# Entries shown start
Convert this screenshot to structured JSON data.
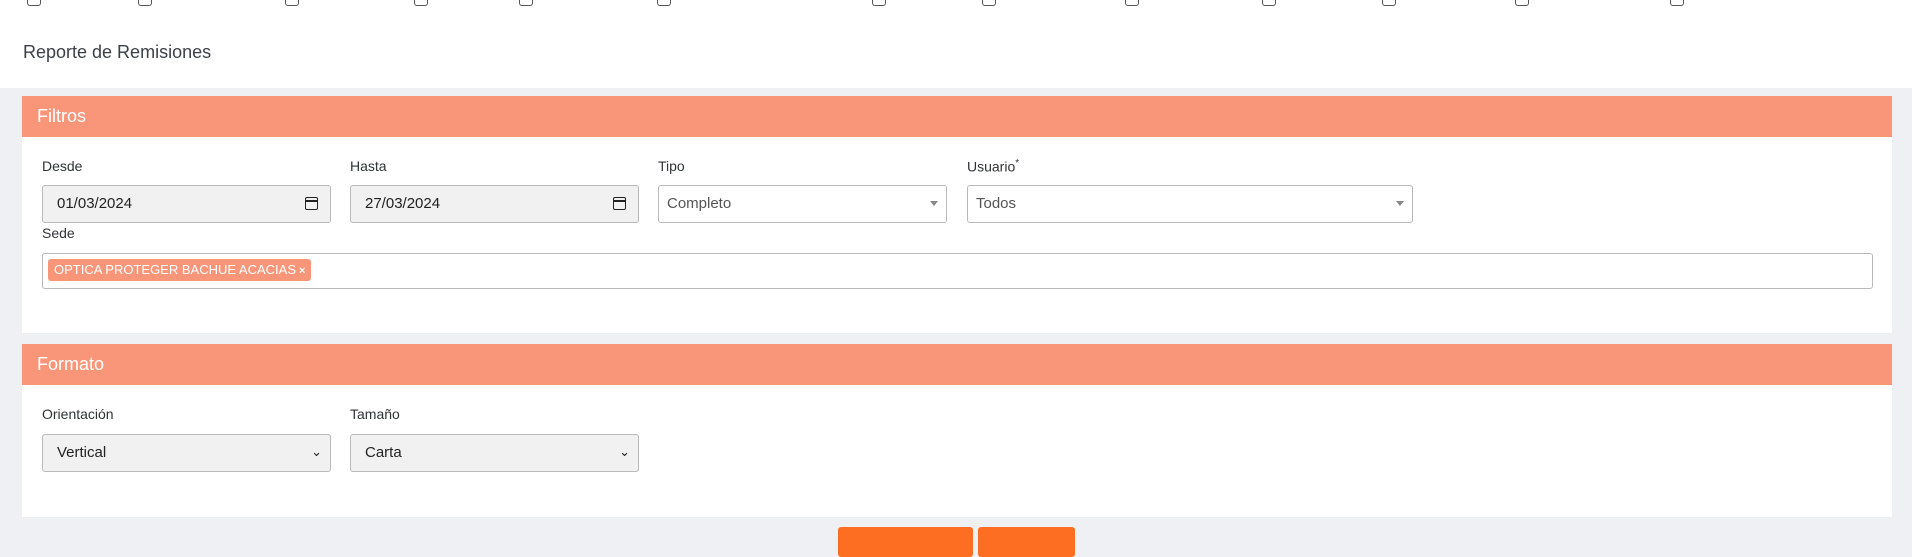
{
  "nav": {
    "icons": [
      "menu-icon-1",
      "menu-icon-2",
      "menu-icon-3",
      "menu-icon-4",
      "menu-icon-5",
      "menu-icon-6",
      "menu-icon-7",
      "menu-icon-8",
      "menu-icon-9",
      "menu-icon-10",
      "menu-icon-11",
      "menu-icon-12",
      "menu-icon-13"
    ]
  },
  "page": {
    "title": "Reporte de Remisiones"
  },
  "filtros": {
    "header": "Filtros",
    "desde": {
      "label": "Desde",
      "value": "01/03/2024"
    },
    "hasta": {
      "label": "Hasta",
      "value": "27/03/2024"
    },
    "tipo": {
      "label": "Tipo",
      "value": "Completo"
    },
    "usuario": {
      "label": "Usuario",
      "required_mark": "*",
      "value": "Todos"
    },
    "sede": {
      "label": "Sede",
      "chips": [
        {
          "label": "OPTICA PROTEGER BACHUE ACACIAS",
          "remove": "×"
        }
      ]
    }
  },
  "formato": {
    "header": "Formato",
    "orientacion": {
      "label": "Orientación",
      "value": "Vertical"
    },
    "tamano": {
      "label": "Tamaño",
      "value": "Carta"
    }
  },
  "colors": {
    "accent": "#f9967a",
    "button": "#fd6d22",
    "background": "#eef0f3"
  }
}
# Entries shown end
- [Work to be completed]: In your copy of the listing above, reproduce each line exactly and omit all pictures.

- [Worked solution]:
Convert this screenshot to structured JSON data.
{
  "nav": {
    "icons": [
      "menu-icon-1",
      "menu-icon-2",
      "menu-icon-3",
      "menu-icon-4",
      "menu-icon-5",
      "menu-icon-6",
      "menu-icon-7",
      "menu-icon-8",
      "menu-icon-9",
      "menu-icon-10",
      "menu-icon-11",
      "menu-icon-12",
      "menu-icon-13"
    ]
  },
  "page": {
    "title": "Reporte de Remisiones"
  },
  "filtros": {
    "header": "Filtros",
    "desde": {
      "label": "Desde",
      "value": "01/03/2024"
    },
    "hasta": {
      "label": "Hasta",
      "value": "27/03/2024"
    },
    "tipo": {
      "label": "Tipo",
      "value": "Completo"
    },
    "usuario": {
      "label": "Usuario",
      "required_mark": "*",
      "value": "Todos"
    },
    "sede": {
      "label": "Sede",
      "chips": [
        {
          "label": "OPTICA PROTEGER BACHUE ACACIAS",
          "remove": "×"
        }
      ]
    }
  },
  "formato": {
    "header": "Formato",
    "orientacion": {
      "label": "Orientación",
      "value": "Vertical"
    },
    "tamano": {
      "label": "Tamaño",
      "value": "Carta"
    }
  },
  "colors": {
    "accent": "#f9967a",
    "button": "#fd6d22",
    "background": "#eef0f3"
  }
}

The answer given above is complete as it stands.